╭─ Supplied data

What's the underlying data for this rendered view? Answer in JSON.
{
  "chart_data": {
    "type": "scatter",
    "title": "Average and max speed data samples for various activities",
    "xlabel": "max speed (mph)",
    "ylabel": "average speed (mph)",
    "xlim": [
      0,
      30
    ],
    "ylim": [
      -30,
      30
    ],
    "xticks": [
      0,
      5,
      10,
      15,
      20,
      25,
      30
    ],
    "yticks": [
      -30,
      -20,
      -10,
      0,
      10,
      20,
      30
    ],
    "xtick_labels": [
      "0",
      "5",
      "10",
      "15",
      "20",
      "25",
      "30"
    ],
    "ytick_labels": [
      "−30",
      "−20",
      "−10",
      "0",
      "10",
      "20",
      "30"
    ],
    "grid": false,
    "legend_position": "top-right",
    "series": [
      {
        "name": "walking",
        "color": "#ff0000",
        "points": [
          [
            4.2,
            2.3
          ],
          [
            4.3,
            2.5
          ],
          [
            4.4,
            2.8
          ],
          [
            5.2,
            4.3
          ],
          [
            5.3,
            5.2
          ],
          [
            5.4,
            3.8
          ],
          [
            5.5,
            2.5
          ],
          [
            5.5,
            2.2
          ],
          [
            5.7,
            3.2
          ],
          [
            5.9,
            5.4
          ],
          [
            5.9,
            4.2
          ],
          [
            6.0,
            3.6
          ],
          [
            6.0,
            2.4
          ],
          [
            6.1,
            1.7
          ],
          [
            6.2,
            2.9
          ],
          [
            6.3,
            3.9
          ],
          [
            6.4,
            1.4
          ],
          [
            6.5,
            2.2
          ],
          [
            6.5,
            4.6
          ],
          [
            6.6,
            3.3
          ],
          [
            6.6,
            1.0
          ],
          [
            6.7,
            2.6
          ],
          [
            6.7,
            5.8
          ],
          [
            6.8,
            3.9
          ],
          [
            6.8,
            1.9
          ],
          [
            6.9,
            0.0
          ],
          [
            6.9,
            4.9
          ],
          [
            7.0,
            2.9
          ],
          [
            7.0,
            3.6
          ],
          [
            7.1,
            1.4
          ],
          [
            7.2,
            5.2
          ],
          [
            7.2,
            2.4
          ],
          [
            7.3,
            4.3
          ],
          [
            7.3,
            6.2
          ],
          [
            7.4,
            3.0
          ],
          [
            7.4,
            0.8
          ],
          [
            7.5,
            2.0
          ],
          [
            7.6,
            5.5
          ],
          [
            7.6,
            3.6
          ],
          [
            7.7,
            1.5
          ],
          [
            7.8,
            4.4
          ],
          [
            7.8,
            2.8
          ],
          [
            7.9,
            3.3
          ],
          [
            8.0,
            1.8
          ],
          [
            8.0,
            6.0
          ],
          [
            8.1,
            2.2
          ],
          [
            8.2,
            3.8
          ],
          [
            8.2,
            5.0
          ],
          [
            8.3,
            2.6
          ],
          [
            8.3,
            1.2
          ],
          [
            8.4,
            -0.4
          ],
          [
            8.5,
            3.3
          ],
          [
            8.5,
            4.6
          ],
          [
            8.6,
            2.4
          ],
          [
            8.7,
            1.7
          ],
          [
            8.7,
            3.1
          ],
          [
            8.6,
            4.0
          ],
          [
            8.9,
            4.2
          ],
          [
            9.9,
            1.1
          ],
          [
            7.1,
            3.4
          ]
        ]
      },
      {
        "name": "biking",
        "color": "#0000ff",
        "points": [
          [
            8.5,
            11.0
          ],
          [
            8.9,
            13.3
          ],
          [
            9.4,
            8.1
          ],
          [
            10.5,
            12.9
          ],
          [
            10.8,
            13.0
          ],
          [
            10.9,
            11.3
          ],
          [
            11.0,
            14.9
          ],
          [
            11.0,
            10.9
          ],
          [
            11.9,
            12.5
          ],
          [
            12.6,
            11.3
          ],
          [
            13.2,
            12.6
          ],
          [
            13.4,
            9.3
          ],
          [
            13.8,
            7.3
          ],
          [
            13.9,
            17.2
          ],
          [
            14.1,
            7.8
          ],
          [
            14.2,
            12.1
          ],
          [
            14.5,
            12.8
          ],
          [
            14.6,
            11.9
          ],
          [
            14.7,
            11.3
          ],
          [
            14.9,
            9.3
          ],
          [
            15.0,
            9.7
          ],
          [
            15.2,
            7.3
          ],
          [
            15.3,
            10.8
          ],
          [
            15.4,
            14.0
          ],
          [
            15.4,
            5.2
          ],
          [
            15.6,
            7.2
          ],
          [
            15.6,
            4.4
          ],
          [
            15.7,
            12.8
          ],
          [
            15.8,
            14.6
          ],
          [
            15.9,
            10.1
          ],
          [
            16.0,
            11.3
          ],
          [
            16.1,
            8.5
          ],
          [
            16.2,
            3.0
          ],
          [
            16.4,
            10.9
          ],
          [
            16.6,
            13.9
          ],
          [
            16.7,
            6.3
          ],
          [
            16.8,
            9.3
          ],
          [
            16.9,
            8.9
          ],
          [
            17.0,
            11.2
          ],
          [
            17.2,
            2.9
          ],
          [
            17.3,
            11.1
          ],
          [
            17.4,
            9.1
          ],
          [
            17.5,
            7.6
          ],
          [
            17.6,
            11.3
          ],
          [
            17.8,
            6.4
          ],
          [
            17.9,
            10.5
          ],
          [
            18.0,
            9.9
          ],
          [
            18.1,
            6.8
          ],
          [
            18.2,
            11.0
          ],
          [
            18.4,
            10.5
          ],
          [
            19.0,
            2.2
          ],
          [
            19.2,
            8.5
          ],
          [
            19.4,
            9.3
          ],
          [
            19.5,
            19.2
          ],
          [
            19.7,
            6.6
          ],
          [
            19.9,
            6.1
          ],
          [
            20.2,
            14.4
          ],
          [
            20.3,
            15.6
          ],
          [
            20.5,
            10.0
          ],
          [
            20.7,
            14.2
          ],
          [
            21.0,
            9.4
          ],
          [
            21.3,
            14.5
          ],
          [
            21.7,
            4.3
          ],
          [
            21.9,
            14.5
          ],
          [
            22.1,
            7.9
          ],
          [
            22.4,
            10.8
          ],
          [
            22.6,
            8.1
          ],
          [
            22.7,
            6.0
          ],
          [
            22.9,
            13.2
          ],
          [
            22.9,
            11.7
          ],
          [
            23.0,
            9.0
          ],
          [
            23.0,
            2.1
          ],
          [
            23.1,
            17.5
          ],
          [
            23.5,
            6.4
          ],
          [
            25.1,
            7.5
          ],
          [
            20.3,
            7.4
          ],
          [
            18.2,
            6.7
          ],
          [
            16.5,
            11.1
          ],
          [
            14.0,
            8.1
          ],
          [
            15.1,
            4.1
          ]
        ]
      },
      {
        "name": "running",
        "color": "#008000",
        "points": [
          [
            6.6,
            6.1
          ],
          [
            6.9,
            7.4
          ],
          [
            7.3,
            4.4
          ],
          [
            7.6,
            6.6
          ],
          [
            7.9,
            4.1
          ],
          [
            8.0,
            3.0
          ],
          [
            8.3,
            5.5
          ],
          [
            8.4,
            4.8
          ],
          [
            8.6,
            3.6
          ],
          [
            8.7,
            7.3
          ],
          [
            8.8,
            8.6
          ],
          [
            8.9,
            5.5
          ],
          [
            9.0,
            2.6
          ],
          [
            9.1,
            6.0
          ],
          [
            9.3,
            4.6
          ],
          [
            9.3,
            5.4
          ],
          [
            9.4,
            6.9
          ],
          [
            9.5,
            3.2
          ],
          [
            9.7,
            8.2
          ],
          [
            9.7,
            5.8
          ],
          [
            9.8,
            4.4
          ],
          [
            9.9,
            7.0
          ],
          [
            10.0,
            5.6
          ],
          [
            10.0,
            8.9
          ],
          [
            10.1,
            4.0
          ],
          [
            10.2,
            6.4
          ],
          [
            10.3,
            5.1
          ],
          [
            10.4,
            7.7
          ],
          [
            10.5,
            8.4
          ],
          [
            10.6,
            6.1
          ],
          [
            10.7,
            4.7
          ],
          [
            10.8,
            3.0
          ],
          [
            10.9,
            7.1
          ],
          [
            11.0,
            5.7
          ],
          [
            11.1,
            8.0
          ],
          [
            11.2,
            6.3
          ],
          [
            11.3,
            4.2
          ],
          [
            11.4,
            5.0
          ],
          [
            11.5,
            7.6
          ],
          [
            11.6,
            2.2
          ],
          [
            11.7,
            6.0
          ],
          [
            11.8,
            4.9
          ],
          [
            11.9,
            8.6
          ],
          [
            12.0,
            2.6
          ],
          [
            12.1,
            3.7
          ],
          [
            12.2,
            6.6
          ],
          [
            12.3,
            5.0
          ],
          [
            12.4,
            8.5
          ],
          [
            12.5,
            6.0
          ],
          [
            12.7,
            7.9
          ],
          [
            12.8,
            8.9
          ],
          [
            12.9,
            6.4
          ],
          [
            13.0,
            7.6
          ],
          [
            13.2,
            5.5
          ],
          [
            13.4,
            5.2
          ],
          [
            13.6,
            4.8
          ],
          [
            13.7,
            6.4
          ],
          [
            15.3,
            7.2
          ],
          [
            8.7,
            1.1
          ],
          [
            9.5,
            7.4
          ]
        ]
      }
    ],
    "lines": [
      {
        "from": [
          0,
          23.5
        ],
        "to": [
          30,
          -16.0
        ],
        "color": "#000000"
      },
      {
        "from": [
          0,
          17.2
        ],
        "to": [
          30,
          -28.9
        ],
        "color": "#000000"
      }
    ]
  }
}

╰─

▸ **Directive**
Every line above that contains the word "name" should be reported.

▸ **Complete response**
        "name": "walking",
        "name": "biking",
        "name": "running",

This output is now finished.